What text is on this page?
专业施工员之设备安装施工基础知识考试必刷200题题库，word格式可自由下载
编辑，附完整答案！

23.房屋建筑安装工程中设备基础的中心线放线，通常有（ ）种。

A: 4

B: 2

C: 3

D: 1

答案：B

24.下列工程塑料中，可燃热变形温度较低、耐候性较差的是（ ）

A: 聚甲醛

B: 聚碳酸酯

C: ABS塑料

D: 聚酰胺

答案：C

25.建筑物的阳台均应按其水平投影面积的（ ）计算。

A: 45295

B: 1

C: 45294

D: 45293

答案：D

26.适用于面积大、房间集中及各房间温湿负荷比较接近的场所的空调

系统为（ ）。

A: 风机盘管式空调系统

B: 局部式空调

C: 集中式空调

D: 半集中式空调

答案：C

=-=-=-=-=

**WHAT THE TASK REQUIRES:**
Write out the entire listing exactly.

**ANSWER BELOW:**
What text is on this page?
专业施工员之设备安装施工基础知识考试必刷200题题库，word格式可自由下载
编辑，附完整答案！

23.房屋建筑安装工程中设备基础的中心线放线，通常有（ ）种。

A: 4

B: 2

C: 3

D: 1

答案：B

24.下列工程塑料中，可燃热变形温度较低、耐候性较差的是（ ）

A: 聚甲醛

B: 聚碳酸酯

C: ABS塑料

D: 聚酰胺

答案：C

25.建筑物的阳台均应按其水平投影面积的（ ）计算。

A: 45295

B: 1

C: 45294

D: 45293

答案：D

26.适用于面积大、房间集中及各房间温湿负荷比较接近的场所的空调

系统为（ ）。

A: 风机盘管式空调系统

B: 局部式空调

C: 集中式空调

D: 半集中式空调

答案：C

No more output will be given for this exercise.